## Dataset
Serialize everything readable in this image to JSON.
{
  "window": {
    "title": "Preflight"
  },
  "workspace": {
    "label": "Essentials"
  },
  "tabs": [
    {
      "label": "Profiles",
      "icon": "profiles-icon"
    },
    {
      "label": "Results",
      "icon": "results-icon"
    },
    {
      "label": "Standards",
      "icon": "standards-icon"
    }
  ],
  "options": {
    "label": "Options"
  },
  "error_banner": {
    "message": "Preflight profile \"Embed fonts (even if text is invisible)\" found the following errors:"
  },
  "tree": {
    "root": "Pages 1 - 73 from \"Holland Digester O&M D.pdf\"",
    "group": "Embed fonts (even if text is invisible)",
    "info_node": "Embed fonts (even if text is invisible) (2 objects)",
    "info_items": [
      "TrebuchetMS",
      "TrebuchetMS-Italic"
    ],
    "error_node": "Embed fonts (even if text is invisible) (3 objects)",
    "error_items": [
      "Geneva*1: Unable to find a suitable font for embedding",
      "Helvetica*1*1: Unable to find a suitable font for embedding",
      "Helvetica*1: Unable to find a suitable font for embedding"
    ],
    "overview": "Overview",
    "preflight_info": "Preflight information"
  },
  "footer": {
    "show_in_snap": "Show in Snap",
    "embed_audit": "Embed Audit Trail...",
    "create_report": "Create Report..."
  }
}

## Required work
Repeat back the data above, exact to the last character.

## Exercise output
Serialize everything readable in this image to JSON.
{
  "window": {
    "title": "Preflight"
  },
  "workspace": {
    "label": "Essentials"
  },
  "tabs": [
    {
      "label": "Profiles",
      "icon": "profiles-icon"
    },
    {
      "label": "Results",
      "icon": "results-icon"
    },
    {
      "label": "Standards",
      "icon": "standards-icon"
    }
  ],
  "options": {
    "label": "Options"
  },
  "error_banner": {
    "message": "Preflight profile \"Embed fonts (even if text is invisible)\" found the following errors:"
  },
  "tree": {
    "root": "Pages 1 - 73 from \"Holland Digester O&M D.pdf\"",
    "group": "Embed fonts (even if text is invisible)",
    "info_node": "Embed fonts (even if text is invisible) (2 objects)",
    "info_items": [
      "TrebuchetMS",
      "TrebuchetMS-Italic"
    ],
    "error_node": "Embed fonts (even if text is invisible) (3 objects)",
    "error_items": [
      "Geneva*1: Unable to find a suitable font for embedding",
      "Helvetica*1*1: Unable to find a suitable font for embedding",
      "Helvetica*1: Unable to find a suitable font for embedding"
    ],
    "overview": "Overview",
    "preflight_info": "Preflight information"
  },
  "footer": {
    "show_in_snap": "Show in Snap",
    "embed_audit": "Embed Audit Trail...",
    "create_report": "Create Report..."
  }
}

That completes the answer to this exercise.